• **GIVEN REQUEST**
Rewrite the lines from the first one through the line containing "breadcrumb-home[interactable]: 首页 <box>307", changing "watermark-text" to "watermark-label" and leaving everything else untouched.

• **INPUT MATERIAL**
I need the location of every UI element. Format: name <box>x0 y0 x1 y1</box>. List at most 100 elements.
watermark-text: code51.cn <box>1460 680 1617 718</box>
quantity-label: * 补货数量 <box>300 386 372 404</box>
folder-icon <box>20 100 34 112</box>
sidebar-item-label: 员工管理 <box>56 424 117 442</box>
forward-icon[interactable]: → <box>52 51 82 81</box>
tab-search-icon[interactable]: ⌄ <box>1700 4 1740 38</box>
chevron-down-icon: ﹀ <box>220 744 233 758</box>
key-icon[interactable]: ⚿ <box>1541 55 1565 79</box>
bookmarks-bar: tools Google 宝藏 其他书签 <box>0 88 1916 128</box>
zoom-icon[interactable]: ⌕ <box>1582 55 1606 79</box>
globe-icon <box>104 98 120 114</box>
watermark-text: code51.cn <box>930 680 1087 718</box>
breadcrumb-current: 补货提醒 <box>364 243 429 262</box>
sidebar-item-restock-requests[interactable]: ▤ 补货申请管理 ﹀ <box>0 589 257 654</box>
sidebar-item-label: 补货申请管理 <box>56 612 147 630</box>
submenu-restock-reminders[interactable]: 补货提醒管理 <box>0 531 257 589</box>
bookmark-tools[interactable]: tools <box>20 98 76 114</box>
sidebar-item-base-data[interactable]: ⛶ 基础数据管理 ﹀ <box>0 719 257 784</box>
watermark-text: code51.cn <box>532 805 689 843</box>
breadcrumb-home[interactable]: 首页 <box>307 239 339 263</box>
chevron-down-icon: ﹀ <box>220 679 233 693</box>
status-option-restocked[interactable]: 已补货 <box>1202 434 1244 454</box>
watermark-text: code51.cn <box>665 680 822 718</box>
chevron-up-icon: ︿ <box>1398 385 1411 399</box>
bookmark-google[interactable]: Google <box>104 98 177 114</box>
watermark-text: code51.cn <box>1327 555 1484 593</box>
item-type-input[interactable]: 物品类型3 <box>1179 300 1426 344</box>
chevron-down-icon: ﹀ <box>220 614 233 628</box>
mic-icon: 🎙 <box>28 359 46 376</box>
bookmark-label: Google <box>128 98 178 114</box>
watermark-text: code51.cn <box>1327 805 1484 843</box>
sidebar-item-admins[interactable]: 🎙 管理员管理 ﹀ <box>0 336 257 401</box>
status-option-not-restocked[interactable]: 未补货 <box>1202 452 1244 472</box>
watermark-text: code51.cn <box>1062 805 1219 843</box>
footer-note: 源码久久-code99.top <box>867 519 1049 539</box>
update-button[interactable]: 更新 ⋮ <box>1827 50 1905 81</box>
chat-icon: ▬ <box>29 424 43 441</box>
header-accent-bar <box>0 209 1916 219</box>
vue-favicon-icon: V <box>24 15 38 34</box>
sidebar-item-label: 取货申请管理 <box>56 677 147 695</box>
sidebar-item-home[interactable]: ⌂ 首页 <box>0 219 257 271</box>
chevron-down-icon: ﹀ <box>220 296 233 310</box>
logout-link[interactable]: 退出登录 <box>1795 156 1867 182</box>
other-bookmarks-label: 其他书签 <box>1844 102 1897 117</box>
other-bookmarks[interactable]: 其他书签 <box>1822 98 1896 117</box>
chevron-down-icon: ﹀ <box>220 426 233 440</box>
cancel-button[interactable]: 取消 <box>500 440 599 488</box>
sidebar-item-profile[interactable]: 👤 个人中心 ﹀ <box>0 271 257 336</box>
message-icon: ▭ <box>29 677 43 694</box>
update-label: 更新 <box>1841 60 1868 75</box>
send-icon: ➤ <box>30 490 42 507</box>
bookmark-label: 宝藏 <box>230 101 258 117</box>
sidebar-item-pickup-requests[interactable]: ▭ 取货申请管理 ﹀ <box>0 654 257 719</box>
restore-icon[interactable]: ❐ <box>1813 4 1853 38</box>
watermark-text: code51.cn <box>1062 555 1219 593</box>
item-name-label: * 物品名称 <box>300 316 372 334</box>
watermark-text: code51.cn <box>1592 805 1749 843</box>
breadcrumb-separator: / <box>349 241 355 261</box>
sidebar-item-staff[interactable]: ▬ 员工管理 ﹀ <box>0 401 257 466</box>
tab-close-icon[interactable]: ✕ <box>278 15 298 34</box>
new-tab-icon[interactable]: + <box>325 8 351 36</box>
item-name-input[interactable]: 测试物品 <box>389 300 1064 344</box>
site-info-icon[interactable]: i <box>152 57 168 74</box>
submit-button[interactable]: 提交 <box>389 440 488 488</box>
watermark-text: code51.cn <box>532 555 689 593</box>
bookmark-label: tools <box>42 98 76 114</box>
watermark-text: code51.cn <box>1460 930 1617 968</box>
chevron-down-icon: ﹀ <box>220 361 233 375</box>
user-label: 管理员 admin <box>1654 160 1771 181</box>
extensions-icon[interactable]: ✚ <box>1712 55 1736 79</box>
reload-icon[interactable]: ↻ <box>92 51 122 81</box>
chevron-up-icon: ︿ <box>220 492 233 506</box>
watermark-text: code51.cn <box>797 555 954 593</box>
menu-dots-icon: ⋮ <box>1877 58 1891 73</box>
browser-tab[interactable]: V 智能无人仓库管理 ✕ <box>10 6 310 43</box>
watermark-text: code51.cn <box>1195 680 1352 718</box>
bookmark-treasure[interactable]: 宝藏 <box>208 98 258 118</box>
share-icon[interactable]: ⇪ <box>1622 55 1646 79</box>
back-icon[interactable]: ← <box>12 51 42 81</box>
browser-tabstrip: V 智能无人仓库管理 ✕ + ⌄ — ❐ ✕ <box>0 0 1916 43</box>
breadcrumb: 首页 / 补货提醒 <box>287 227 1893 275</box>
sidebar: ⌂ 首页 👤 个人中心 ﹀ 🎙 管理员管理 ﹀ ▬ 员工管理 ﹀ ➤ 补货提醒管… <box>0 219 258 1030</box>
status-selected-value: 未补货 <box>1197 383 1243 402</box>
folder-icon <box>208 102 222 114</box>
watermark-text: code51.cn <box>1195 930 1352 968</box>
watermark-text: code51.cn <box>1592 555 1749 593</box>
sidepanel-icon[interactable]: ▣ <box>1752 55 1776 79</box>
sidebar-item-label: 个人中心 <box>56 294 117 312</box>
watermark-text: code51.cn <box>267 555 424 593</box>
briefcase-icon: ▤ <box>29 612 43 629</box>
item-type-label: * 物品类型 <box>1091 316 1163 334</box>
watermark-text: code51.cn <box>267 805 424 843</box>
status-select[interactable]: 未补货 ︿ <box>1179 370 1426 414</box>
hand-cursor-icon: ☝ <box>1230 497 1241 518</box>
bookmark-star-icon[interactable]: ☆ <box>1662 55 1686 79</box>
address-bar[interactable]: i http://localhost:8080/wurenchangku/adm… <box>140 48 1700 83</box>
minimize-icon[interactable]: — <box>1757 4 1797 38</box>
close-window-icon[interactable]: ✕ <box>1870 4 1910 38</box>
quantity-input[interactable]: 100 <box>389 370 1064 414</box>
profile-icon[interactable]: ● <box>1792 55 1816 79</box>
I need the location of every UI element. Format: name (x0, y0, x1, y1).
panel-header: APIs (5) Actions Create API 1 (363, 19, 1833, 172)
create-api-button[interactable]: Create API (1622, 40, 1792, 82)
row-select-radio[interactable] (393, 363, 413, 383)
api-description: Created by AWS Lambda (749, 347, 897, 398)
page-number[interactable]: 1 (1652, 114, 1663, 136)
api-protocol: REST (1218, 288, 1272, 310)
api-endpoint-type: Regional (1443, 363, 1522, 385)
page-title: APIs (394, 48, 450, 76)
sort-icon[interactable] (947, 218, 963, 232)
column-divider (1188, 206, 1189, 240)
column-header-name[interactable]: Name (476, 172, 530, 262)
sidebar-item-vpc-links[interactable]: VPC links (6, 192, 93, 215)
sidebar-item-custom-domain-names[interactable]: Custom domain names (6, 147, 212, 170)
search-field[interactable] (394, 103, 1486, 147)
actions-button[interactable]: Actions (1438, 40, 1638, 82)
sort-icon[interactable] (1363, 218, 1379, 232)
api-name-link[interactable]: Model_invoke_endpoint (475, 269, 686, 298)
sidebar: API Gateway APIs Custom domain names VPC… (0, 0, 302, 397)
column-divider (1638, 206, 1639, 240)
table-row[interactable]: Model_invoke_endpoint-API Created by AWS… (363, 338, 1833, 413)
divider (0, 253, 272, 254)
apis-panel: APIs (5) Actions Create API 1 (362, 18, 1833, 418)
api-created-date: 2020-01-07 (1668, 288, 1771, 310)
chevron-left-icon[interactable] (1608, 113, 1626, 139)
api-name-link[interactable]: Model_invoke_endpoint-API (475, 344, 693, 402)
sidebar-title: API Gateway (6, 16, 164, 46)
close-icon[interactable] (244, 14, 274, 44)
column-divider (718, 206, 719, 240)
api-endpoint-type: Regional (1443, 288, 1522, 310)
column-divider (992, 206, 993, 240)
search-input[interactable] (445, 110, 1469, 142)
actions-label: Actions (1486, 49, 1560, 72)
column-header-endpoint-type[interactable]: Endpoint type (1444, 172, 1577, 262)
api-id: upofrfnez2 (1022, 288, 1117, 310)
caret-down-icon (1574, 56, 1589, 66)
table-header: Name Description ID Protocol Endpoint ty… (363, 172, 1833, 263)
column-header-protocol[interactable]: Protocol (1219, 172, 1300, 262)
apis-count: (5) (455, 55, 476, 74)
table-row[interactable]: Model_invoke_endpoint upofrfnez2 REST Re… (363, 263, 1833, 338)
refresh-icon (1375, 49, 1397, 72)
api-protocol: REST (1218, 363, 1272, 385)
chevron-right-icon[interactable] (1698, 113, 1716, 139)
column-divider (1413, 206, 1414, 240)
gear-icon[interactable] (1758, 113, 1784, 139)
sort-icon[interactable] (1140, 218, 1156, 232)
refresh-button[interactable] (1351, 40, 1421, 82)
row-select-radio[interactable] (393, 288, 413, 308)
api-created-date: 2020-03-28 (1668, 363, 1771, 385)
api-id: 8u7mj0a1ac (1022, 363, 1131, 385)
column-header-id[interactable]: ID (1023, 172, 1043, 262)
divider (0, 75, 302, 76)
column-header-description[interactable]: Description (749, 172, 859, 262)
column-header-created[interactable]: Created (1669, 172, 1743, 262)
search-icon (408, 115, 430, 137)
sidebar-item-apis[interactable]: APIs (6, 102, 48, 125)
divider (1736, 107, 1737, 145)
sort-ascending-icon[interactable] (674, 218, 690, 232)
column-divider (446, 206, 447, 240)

• **REPLY TO THE EXERCISE**
I need the location of every UI element. Format: name <box>x0 y0 x1 y1</box>. List at most 100 elements.
watermark-label: code51.cn <box>1460 680 1617 718</box>
quantity-label: * 补货数量 <box>300 386 372 404</box>
folder-icon <box>20 100 34 112</box>
sidebar-item-label: 员工管理 <box>56 424 117 442</box>
forward-icon[interactable]: → <box>52 51 82 81</box>
tab-search-icon[interactable]: ⌄ <box>1700 4 1740 38</box>
chevron-down-icon: ﹀ <box>220 744 233 758</box>
key-icon[interactable]: ⚿ <box>1541 55 1565 79</box>
bookmarks-bar: tools Google 宝藏 其他书签 <box>0 88 1916 128</box>
zoom-icon[interactable]: ⌕ <box>1582 55 1606 79</box>
globe-icon <box>104 98 120 114</box>
watermark-label: code51.cn <box>930 680 1087 718</box>
breadcrumb-current: 补货提醒 <box>364 243 429 262</box>
sidebar-item-restock-requests[interactable]: ▤ 补货申请管理 ﹀ <box>0 589 257 654</box>
sidebar-item-label: 补货申请管理 <box>56 612 147 630</box>
submenu-restock-reminders[interactable]: 补货提醒管理 <box>0 531 257 589</box>
bookmark-tools[interactable]: tools <box>20 98 76 114</box>
sidebar-item-base-data[interactable]: ⛶ 基础数据管理 ﹀ <box>0 719 257 784</box>
watermark-label: code51.cn <box>532 805 689 843</box>
breadcrumb-home[interactable]: 首页 <box>307 239 339 263</box>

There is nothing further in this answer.